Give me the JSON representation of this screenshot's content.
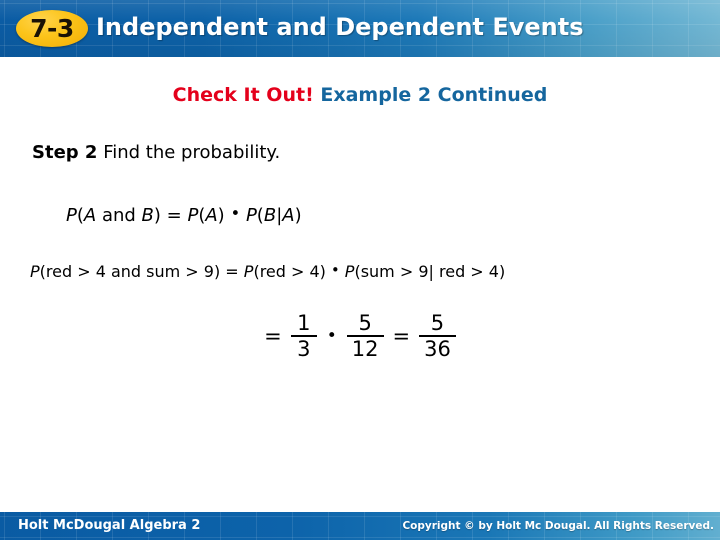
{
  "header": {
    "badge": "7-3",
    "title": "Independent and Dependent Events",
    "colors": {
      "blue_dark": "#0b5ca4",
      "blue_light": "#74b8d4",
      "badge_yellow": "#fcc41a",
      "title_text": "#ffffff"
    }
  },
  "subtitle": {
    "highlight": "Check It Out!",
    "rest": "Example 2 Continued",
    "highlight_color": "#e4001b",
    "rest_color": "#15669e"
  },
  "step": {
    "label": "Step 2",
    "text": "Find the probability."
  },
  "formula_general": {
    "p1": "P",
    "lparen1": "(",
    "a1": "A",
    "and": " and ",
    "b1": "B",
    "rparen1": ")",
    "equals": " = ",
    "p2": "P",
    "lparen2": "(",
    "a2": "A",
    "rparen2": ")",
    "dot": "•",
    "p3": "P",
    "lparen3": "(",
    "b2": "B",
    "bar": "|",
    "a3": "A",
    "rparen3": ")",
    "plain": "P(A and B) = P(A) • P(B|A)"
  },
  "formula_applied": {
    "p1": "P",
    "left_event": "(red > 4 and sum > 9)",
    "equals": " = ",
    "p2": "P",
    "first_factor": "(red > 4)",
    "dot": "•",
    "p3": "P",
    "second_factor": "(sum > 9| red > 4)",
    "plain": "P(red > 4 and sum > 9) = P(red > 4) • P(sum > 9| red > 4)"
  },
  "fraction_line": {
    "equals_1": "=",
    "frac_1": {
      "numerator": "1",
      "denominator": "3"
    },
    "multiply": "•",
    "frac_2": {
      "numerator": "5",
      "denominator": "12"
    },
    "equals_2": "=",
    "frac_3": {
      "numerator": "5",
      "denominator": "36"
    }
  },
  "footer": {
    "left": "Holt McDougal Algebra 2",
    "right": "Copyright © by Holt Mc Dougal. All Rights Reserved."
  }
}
━━━━━━━━━━━━━━━━━━━━
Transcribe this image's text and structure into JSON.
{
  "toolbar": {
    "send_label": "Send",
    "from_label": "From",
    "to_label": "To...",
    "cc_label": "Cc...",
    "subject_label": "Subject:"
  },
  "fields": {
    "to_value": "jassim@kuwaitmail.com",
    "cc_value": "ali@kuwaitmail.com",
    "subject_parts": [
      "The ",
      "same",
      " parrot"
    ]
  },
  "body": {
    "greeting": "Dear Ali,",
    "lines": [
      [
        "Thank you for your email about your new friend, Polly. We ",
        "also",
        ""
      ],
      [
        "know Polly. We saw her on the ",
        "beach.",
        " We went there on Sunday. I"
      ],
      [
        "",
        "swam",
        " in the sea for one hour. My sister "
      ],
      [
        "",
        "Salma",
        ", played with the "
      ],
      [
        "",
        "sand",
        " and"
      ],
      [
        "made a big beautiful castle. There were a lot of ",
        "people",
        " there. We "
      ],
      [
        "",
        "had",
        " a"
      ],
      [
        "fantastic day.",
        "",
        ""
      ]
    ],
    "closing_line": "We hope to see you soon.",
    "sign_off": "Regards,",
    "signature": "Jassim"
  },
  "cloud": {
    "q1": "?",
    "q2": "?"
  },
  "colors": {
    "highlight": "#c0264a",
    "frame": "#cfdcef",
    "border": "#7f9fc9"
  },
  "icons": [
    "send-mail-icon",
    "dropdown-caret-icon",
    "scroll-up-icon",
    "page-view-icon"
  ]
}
━━━━━━━━━━━━━━━━━━━━
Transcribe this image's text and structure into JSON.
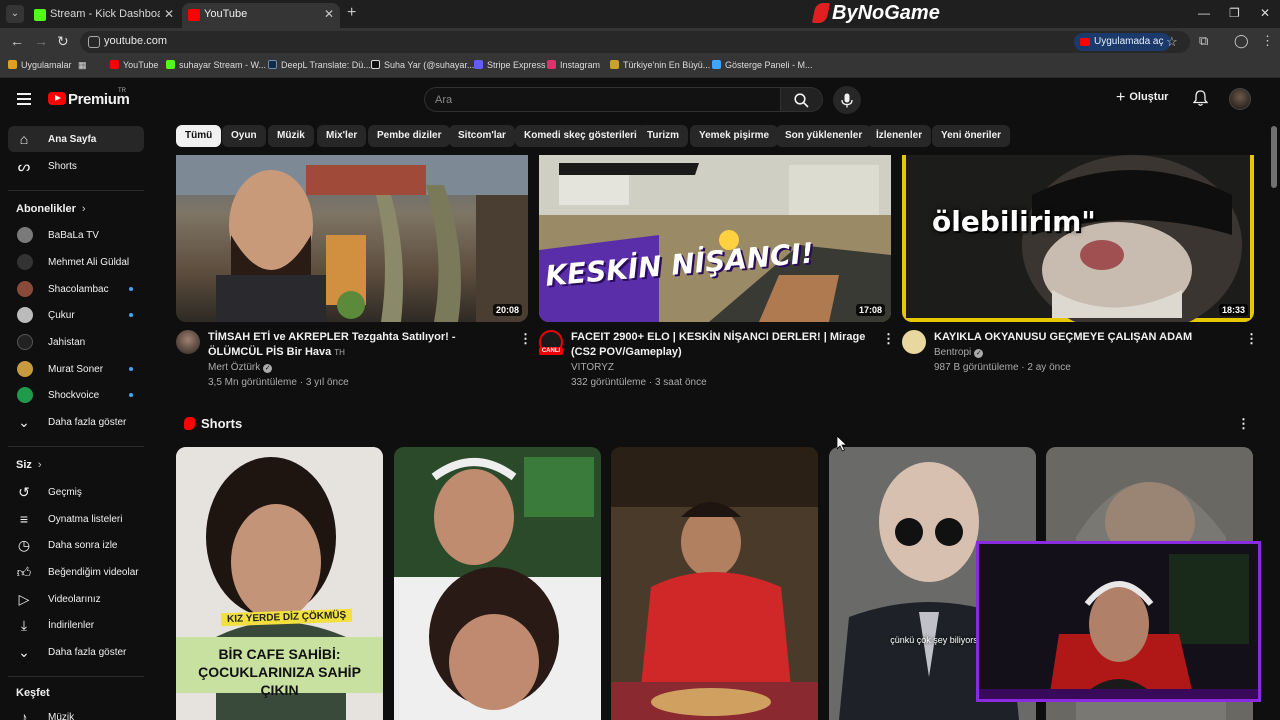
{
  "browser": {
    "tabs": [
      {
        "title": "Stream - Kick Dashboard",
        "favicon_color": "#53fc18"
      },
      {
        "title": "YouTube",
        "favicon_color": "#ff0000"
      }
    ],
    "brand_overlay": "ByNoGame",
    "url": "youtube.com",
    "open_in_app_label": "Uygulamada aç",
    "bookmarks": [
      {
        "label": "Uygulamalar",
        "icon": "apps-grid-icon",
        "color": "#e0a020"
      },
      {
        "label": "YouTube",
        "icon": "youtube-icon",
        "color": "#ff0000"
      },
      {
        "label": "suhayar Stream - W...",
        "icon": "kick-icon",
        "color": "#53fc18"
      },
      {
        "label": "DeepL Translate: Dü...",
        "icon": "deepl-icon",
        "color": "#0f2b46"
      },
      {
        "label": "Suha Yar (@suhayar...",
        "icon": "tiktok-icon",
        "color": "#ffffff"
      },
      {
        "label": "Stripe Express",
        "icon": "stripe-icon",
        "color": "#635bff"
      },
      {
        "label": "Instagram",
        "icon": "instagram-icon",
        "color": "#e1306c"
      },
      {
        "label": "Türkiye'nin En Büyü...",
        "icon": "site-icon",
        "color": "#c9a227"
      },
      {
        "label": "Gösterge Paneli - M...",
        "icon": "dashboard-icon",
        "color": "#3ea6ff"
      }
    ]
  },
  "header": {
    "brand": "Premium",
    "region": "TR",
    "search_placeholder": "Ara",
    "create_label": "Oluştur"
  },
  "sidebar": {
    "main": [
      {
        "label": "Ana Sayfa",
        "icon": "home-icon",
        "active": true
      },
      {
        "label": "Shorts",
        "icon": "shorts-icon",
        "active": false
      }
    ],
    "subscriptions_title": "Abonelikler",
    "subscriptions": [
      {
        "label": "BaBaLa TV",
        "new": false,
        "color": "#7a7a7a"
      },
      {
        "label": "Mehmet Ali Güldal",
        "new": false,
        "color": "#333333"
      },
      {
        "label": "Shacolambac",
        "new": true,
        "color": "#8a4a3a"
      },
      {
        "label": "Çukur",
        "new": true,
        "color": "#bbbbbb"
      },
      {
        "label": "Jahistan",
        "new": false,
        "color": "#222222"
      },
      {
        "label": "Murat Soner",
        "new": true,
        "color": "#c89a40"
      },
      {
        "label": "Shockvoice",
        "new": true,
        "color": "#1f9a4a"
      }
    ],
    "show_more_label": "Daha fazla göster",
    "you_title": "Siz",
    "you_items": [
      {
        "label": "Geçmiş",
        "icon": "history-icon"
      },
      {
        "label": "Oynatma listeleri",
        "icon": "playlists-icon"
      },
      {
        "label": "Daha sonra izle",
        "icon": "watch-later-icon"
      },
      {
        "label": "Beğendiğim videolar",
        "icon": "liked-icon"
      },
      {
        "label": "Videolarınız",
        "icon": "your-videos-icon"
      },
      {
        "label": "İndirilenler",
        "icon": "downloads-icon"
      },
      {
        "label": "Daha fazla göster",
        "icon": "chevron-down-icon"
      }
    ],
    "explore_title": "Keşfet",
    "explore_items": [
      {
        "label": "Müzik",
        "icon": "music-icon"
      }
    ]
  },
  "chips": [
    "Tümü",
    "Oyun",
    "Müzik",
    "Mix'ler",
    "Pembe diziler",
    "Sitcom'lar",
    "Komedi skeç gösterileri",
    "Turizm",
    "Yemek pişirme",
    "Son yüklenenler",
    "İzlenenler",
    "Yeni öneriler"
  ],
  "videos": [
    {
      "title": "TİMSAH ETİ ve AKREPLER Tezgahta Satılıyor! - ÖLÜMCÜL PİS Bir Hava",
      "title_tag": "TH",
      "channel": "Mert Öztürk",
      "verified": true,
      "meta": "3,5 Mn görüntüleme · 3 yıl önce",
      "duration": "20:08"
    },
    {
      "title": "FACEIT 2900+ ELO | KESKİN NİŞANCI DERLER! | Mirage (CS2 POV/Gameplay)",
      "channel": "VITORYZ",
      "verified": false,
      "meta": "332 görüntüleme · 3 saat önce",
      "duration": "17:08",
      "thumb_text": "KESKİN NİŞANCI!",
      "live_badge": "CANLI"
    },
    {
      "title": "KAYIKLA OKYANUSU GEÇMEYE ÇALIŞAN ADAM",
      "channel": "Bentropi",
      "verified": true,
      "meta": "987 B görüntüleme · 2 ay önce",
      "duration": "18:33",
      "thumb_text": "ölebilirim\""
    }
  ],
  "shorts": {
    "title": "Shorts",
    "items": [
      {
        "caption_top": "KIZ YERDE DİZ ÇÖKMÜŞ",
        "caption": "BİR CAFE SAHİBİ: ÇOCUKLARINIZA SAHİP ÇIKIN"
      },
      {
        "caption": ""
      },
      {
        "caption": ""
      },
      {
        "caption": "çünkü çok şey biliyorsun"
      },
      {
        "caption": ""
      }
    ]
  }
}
━━━━━━━━━━━━━━━━━━━━
### What is expected
Search the preceding listing for the word "your" and pull out every line that holds it.

### Exercise output
        "Thank you for your email about your new friend, Polly. We ",
        "icon": "your-videos-icon"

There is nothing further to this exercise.